*To be done:*
Quote all of the data that follows exactly as written, skipping the images.
--- Given records ---
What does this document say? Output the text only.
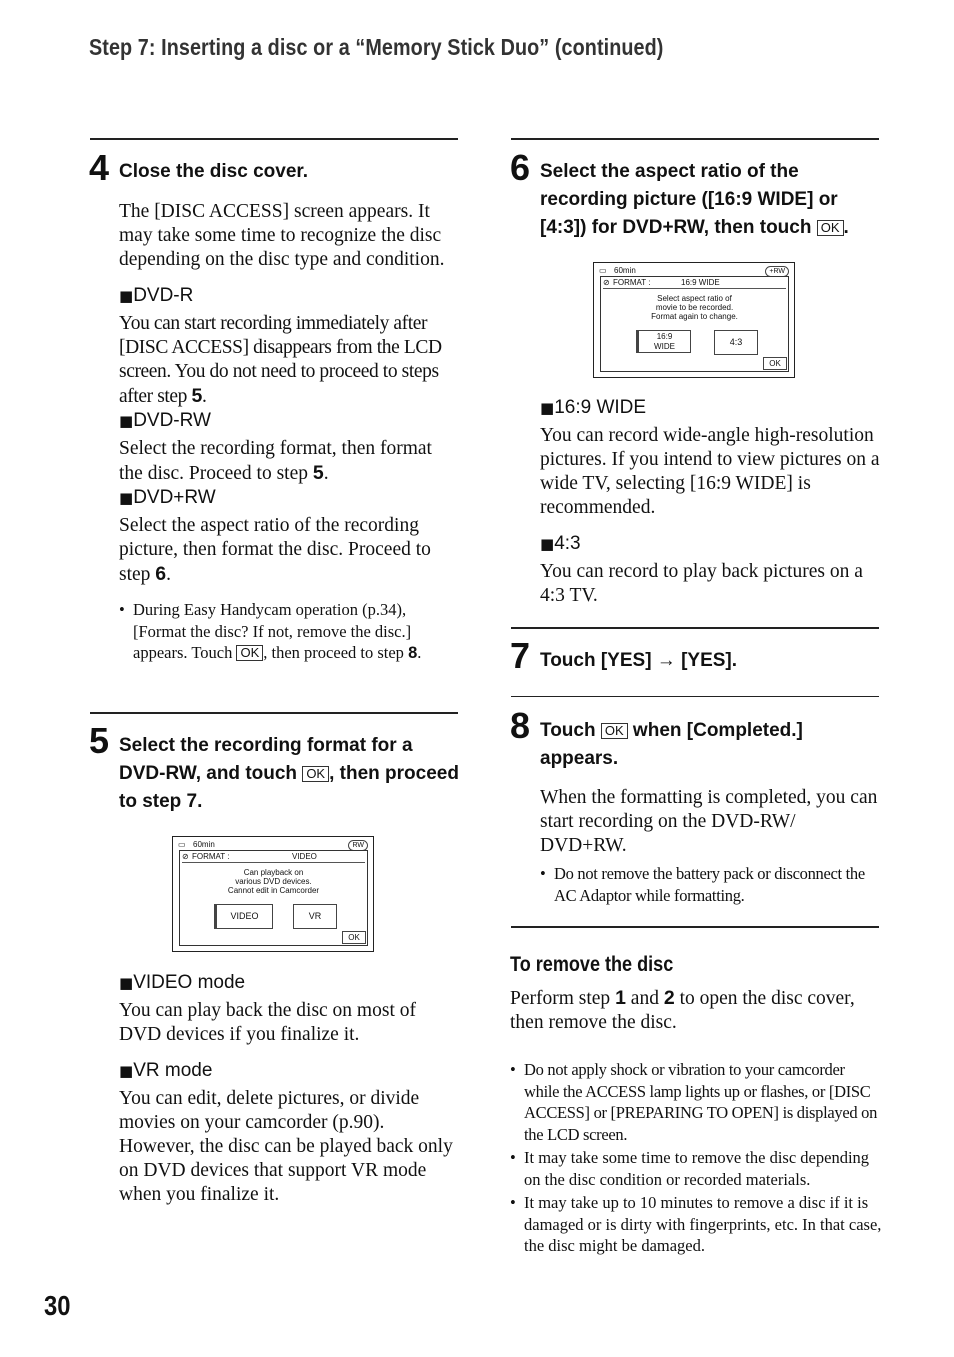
Step 7: Inserting a disc or a “Memory Stick Duo” (continued)
4 Close the disc cover.
The [DISC ACCESS] screen appears. It may take some time to recognize the disc depending on the disc type and condition.
■DVD-R
You can start recording immediately after [DISC ACCESS] disappears from the LCD screen. You do not need to proceed to steps after step 5.
■DVD-RW
Select the recording format, then format the disc. Proceed to step 5.
■DVD+RW
Select the aspect ratio of the recording picture, then format the disc. Proceed to step 6.
• During Easy Handycam operation (p.34), [Format the disc? If not, remove the disc.] appears. Touch OK , then proceed to step 8.
5 Select the recording format for a DVD-RW, and touch OK , then proceed to step 7.
▭ 60min	RW
⊘ FORMAT :	VIDEO
Can playback on
various DVD devices.
Cannot edit in Camcorder
VIDEO	VR
OK
■VIDEO mode
You can play back the disc on most of DVD devices if you finalize it.
■VR mode
You can edit, delete pictures, or divide movies on your camcorder (p.90). However, the disc can be played back only on DVD devices that support VR mode when you finalize it.
6 Select the aspect ratio of the recording picture ([16:9 WIDE] or [4:3]) for DVD+RW, then touch OK .
▭ 60min	+RW
⊘ FORMAT :	16:9 WIDE
Select aspect ratio of
movie to be recorded.
Format again to change.
16:9
WIDE	4:3
OK
■16:9 WIDE
You can record wide-angle high-resolution pictures. If you intend to view pictures on a wide TV, selecting [16:9 WIDE] is recommended.
■4:3
You can record to play back pictures on a 4:3 TV.
7 Touch [YES] → [YES].
8 Touch OK when [Completed.] appears.
When the formatting is completed, you can start recording on the DVD-RW/ DVD+RW.
• Do not remove the battery pack or disconnect the AC Adaptor while formatting.
To remove the disc
Perform step 1 and 2 to open the disc cover, then remove the disc.
• Do not apply shock or vibration to your camcorder while the ACCESS lamp lights up or flashes, or [DISC ACCESS] or [PREPARING TO OPEN] is displayed on the LCD screen.
• It may take some time to remove the disc depending on the disc condition or recorded materials.
• It may take up to 10 minutes to remove a disc if it is damaged or is dirty with fingerprints, etc. In that case, the disc might be damaged.
30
---
*Task solution:*
What does this document say? Output the text only.
Step 7: Inserting a disc or a “Memory Stick Duo” (continued)
4 Close the disc cover.
The [DISC ACCESS] screen appears. It may take some time to recognize the disc depending on the disc type and condition.
■DVD-R
You can start recording immediately after [DISC ACCESS] disappears from the LCD screen. You do not need to proceed to steps after step 5.
■DVD-RW
Select the recording format, then format the disc. Proceed to step 5.
■DVD+RW
Select the aspect ratio of the recording picture, then format the disc. Proceed to step 6.
• During Easy Handycam operation (p.34), [Format the disc? If not, remove the disc.] appears. Touch OK , then proceed to step 8.
5 Select the recording format for a DVD-RW, and touch OK , then proceed to step 7.
▭ 60min	RW
⊘ FORMAT :	VIDEO
Can playback on
various DVD devices.
Cannot edit in Camcorder
VIDEO	VR
OK
■VIDEO mode
You can play back the disc on most of DVD devices if you finalize it.
■VR mode
You can edit, delete pictures, or divide movies on your camcorder (p.90). However, the disc can be played back only on DVD devices that support VR mode when you finalize it.
6 Select the aspect ratio of the recording picture ([16:9 WIDE] or [4:3]) for DVD+RW, then touch OK .
▭ 60min	+RW
⊘ FORMAT :	16:9 WIDE
Select aspect ratio of
movie to be recorded.
Format again to change.
16:9
WIDE	4:3
OK
■16:9 WIDE
You can record wide-angle high-resolution pictures. If you intend to view pictures on a wide TV, selecting [16:9 WIDE] is recommended.
■4:3
You can record to play back pictures on a 4:3 TV.
7 Touch [YES] → [YES].
8 Touch OK when [Completed.] appears.
When the formatting is completed, you can start recording on the DVD-RW/ DVD+RW.
• Do not remove the battery pack or disconnect the AC Adaptor while formatting.
To remove the disc
Perform step 1 and 2 to open the disc cover, then remove the disc.
• Do not apply shock or vibration to your camcorder while the ACCESS lamp lights up or flashes, or [DISC ACCESS] or [PREPARING TO OPEN] is displayed on the LCD screen.
• It may take some time to remove the disc depending on the disc condition or recorded materials.
• It may take up to 10 minutes to remove a disc if it is damaged or is dirty with fingerprints, etc. In that case, the disc might be damaged.
30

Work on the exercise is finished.